• [TRECHO DO DOCUMENTO]:
---------------

I. Orwell e distopia

Isabella C. Reiche

A contribuição de George Orwell para a nossa concepção do que é uma distopia é única e insuperável. Nineteen Eighty-Four e Animal Farm venderam cerca de 20 milhões de cópias, mais do que todo o resto das distopias já escritas juntas. Para muitos, a lamentável história de submissão de Winston Smith ao Big Brother constitui o modelo clássico para o gênero como tal. O indivíduo confronta o déspota todo-poderoso e perde. Quando pensamos em distopia, pensamos em Orwell.

---------------

• [AMOSTRA DE DADOS]:
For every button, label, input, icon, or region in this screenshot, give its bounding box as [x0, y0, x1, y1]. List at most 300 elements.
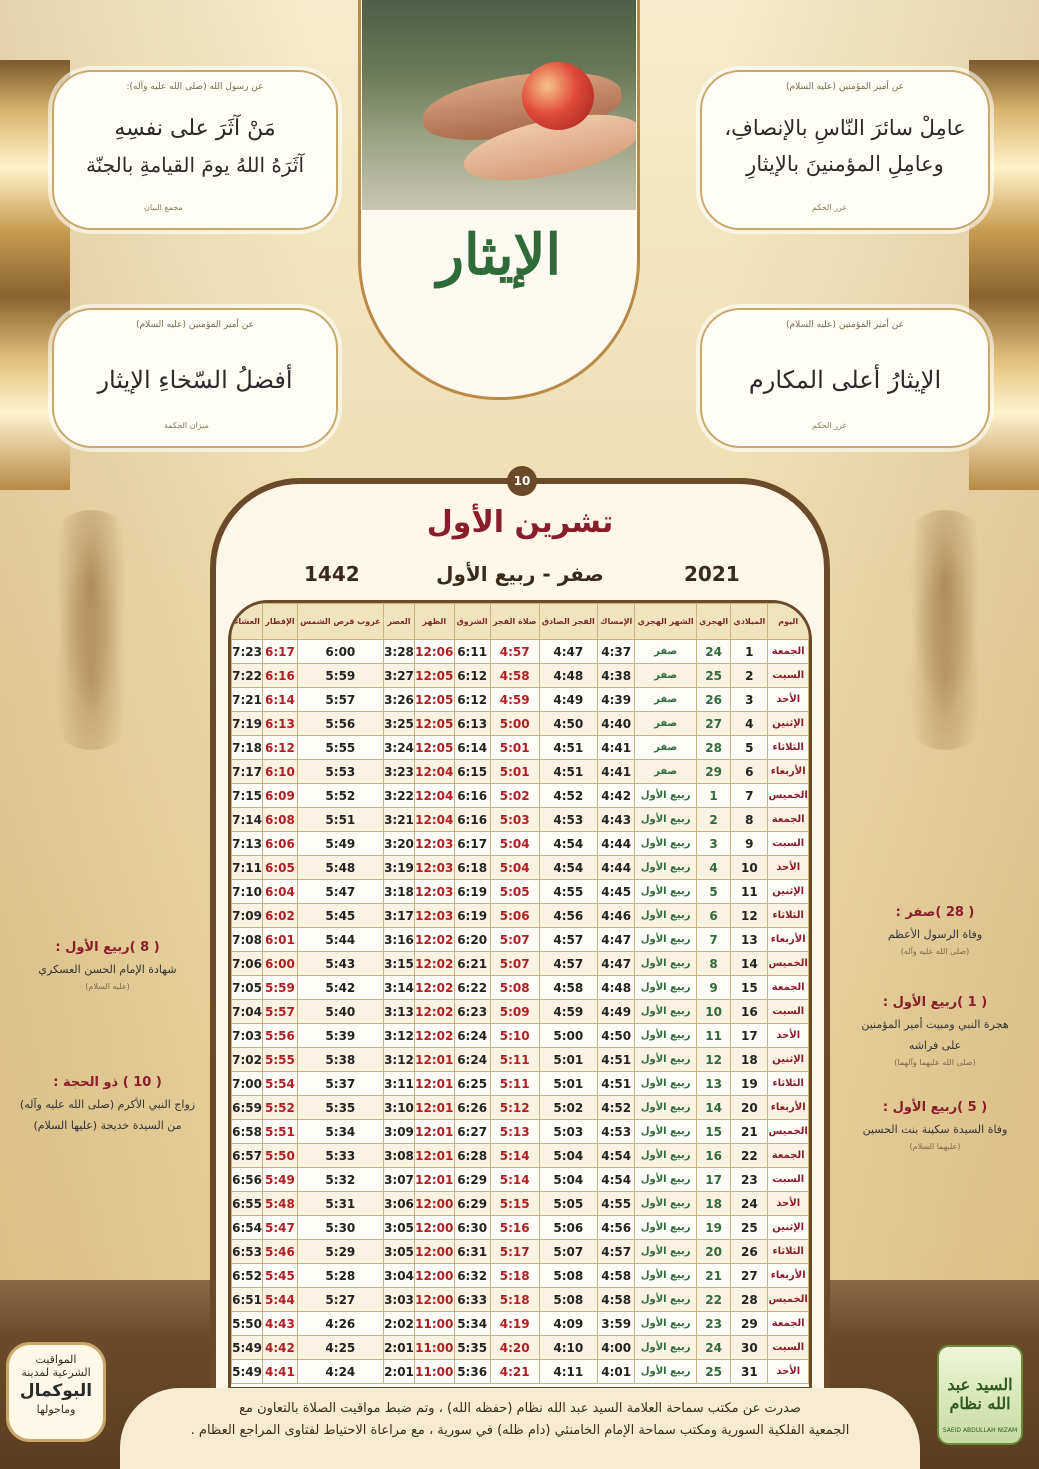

---------------

• [O QUE FAZER]:
1. Com base no texto sobre Orwell e a distopia, explique em uma a três frases por que a contribuição de Orwell para a concepção de distopia é chamada de única e insuperável.
2. Responda às perguntas sobre o texto sobre Orwell e a distopia, uma por linha:
(a) Quantas cópias Nineteen Eighty-Four e Animal Farm venderam, aproximadamente?
(b) A quem Winston Smith se submete?
(c) O que acontece ao indivíduo que confronta o déspota todo-poderoso?
3. Continue o texto sobre Orwell e a distopia a partir da frase "Quando pensamos em distopia, pensamos em Orwell."

• [RESPOSTAS ESCRITAS]:
1. Nineteen Eighty-Four e Animal Farm venderam cerca de 20 milhões de cópias. Isso é mais do que todas as outras distopias já escritas juntas.

2.
(a) Cerca de 20 milhões de cópias.
(b) Ao Big Brother.
(c) Ele perde.

3.
Dito isso, parecia, desde a década de 1980, que o medo do totalitarismo estava diminuindo substancialmente e que as inquietações de Orwell poderiam finalmente ser colocadas de lado. Na era pós-stalinista, muitos afirmavam que a URSS não era mais totalitária, mas apenas autoritária. Os críticos às vezes ainda eram presos e expulsos, mas raramente assassinados. Depois do famoso discurso de Khrushchev denunciando o culto a Stalin, a liderança foi exercida mais coletivamente pelo Politburo e menos centrada em uma só pessoa. A URSS dificilmente tinha liberdade de expressão ou mecanismos democráticos em funcionamento. Mas a caricatura do retrato de Orwell não se adequava mais à realidade atual. Isso deslocou em certa medida o ímpeto da sátira distópica de meados do século XX.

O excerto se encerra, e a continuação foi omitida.